* _PROBLEM TO WORK ON_
Every record that follows should be printed verbatim.

* _TASK MATERIAL_
■ ■ ■ ■ ■ ■ ■

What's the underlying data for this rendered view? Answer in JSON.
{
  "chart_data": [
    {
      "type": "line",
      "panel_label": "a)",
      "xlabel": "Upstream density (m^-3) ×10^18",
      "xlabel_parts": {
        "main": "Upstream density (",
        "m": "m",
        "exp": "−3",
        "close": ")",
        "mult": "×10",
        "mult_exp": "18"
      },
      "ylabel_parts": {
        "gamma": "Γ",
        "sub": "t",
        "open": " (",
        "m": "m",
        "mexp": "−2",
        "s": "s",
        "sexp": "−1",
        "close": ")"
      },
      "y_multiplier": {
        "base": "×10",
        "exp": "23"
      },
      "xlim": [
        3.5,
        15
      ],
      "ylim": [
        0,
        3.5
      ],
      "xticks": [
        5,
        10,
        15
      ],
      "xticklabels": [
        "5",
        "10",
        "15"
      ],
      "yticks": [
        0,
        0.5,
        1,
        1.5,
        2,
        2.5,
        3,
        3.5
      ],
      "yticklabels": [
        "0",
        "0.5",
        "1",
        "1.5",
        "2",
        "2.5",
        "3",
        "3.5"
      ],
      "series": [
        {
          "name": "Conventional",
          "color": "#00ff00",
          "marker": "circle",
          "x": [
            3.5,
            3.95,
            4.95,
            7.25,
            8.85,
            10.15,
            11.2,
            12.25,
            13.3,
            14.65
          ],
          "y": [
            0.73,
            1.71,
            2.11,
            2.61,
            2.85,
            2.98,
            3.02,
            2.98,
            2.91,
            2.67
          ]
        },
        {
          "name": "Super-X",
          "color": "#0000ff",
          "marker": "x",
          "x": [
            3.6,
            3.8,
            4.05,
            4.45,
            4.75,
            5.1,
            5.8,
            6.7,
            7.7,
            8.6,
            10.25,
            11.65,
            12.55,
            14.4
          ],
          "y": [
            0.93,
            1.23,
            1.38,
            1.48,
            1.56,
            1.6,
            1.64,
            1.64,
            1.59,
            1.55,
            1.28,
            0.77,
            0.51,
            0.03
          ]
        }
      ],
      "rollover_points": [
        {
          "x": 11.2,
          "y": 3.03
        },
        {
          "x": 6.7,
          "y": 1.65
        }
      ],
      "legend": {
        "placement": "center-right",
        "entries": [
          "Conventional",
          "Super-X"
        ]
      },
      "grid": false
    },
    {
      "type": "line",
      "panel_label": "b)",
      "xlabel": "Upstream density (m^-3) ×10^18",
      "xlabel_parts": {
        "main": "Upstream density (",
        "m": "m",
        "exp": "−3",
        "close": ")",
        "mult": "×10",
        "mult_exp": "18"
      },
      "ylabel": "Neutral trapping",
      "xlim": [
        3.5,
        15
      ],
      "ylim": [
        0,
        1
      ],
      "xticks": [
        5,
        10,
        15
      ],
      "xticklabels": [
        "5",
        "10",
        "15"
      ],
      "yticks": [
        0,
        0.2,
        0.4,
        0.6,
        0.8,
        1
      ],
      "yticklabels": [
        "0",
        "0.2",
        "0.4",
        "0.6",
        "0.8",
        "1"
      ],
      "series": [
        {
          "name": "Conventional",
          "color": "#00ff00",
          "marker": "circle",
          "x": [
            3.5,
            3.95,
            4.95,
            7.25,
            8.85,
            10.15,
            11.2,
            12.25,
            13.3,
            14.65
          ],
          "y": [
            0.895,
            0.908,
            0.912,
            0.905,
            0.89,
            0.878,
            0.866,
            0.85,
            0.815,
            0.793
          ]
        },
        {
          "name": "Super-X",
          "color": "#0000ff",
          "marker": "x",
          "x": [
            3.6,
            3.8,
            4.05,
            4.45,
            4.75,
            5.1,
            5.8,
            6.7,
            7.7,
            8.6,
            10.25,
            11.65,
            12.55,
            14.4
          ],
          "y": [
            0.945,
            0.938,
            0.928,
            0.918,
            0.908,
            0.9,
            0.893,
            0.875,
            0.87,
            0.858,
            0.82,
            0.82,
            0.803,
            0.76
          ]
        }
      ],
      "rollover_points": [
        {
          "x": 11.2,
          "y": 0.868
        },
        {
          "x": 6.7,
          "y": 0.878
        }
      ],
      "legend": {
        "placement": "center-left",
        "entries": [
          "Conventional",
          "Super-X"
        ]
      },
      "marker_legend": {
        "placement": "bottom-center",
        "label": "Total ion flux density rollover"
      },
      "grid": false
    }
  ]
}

■ ■ ■ ■ ■ ■ ■

* _THE REPLY_
What's the underlying data for this rendered view? Answer in JSON.
{
  "chart_data": [
    {
      "type": "line",
      "panel_label": "a)",
      "xlabel": "Upstream density (m^-3) ×10^18",
      "xlabel_parts": {
        "main": "Upstream density (",
        "m": "m",
        "exp": "−3",
        "close": ")",
        "mult": "×10",
        "mult_exp": "18"
      },
      "ylabel_parts": {
        "gamma": "Γ",
        "sub": "t",
        "open": " (",
        "m": "m",
        "mexp": "−2",
        "s": "s",
        "sexp": "−1",
        "close": ")"
      },
      "y_multiplier": {
        "base": "×10",
        "exp": "23"
      },
      "xlim": [
        3.5,
        15
      ],
      "ylim": [
        0,
        3.5
      ],
      "xticks": [
        5,
        10,
        15
      ],
      "xticklabels": [
        "5",
        "10",
        "15"
      ],
      "yticks": [
        0,
        0.5,
        1,
        1.5,
        2,
        2.5,
        3,
        3.5
      ],
      "yticklabels": [
        "0",
        "0.5",
        "1",
        "1.5",
        "2",
        "2.5",
        "3",
        "3.5"
      ],
      "series": [
        {
          "name": "Conventional",
          "color": "#00ff00",
          "marker": "circle",
          "x": [
            3.5,
            3.95,
            4.95,
            7.25,
            8.85,
            10.15,
            11.2,
            12.25,
            13.3,
            14.65
          ],
          "y": [
            0.73,
            1.71,
            2.11,
            2.61,
            2.85,
            2.98,
            3.02,
            2.98,
            2.91,
            2.67
          ]
        },
        {
          "name": "Super-X",
          "color": "#0000ff",
          "marker": "x",
          "x": [
            3.6,
            3.8,
            4.05,
            4.45,
            4.75,
            5.1,
            5.8,
            6.7,
            7.7,
            8.6,
            10.25,
            11.65,
            12.55,
            14.4
          ],
          "y": [
            0.93,
            1.23,
            1.38,
            1.48,
            1.56,
            1.6,
            1.64,
            1.64,
            1.59,
            1.55,
            1.28,
            0.77,
            0.51,
            0.03
          ]
        }
      ],
      "rollover_points": [
        {
          "x": 11.2,
          "y": 3.03
        },
        {
          "x": 6.7,
          "y": 1.65
        }
      ],
      "legend": {
        "placement": "center-right",
        "entries": [
          "Conventional",
          "Super-X"
        ]
      },
      "grid": false
    },
    {
      "type": "line",
      "panel_label": "b)",
      "xlabel": "Upstream density (m^-3) ×10^18",
      "xlabel_parts": {
        "main": "Upstream density (",
        "m": "m",
        "exp": "−3",
        "close": ")",
        "mult": "×10",
        "mult_exp": "18"
      },
      "ylabel": "Neutral trapping",
      "xlim": [
        3.5,
        15
      ],
      "ylim": [
        0,
        1
      ],
      "xticks": [
        5,
        10,
        15
      ],
      "xticklabels": [
        "5",
        "10",
        "15"
      ],
      "yticks": [
        0,
        0.2,
        0.4,
        0.6,
        0.8,
        1
      ],
      "yticklabels": [
        "0",
        "0.2",
        "0.4",
        "0.6",
        "0.8",
        "1"
      ],
      "series": [
        {
          "name": "Conventional",
          "color": "#00ff00",
          "marker": "circle",
          "x": [
            3.5,
            3.95,
            4.95,
            7.25,
            8.85,
            10.15,
            11.2,
            12.25,
            13.3,
            14.65
          ],
          "y": [
            0.895,
            0.908,
            0.912,
            0.905,
            0.89,
            0.878,
            0.866,
            0.85,
            0.815,
            0.793
          ]
        },
        {
          "name": "Super-X",
          "color": "#0000ff",
          "marker": "x",
          "x": [
            3.6,
            3.8,
            4.05,
            4.45,
            4.75,
            5.1,
            5.8,
            6.7,
            7.7,
            8.6,
            10.25,
            11.65,
            12.55,
            14.4
          ],
          "y": [
            0.945,
            0.938,
            0.928,
            0.918,
            0.908,
            0.9,
            0.893,
            0.875,
            0.87,
            0.858,
            0.82,
            0.82,
            0.803,
            0.76
          ]
        }
      ],
      "rollover_points": [
        {
          "x": 11.2,
          "y": 0.868
        },
        {
          "x": 6.7,
          "y": 0.878
        }
      ],
      "legend": {
        "placement": "center-left",
        "entries": [
          "Conventional",
          "Super-X"
        ]
      },
      "marker_legend": {
        "placement": "bottom-center",
        "label": "Total ion flux density rollover"
      },
      "grid": false
    }
  ]
}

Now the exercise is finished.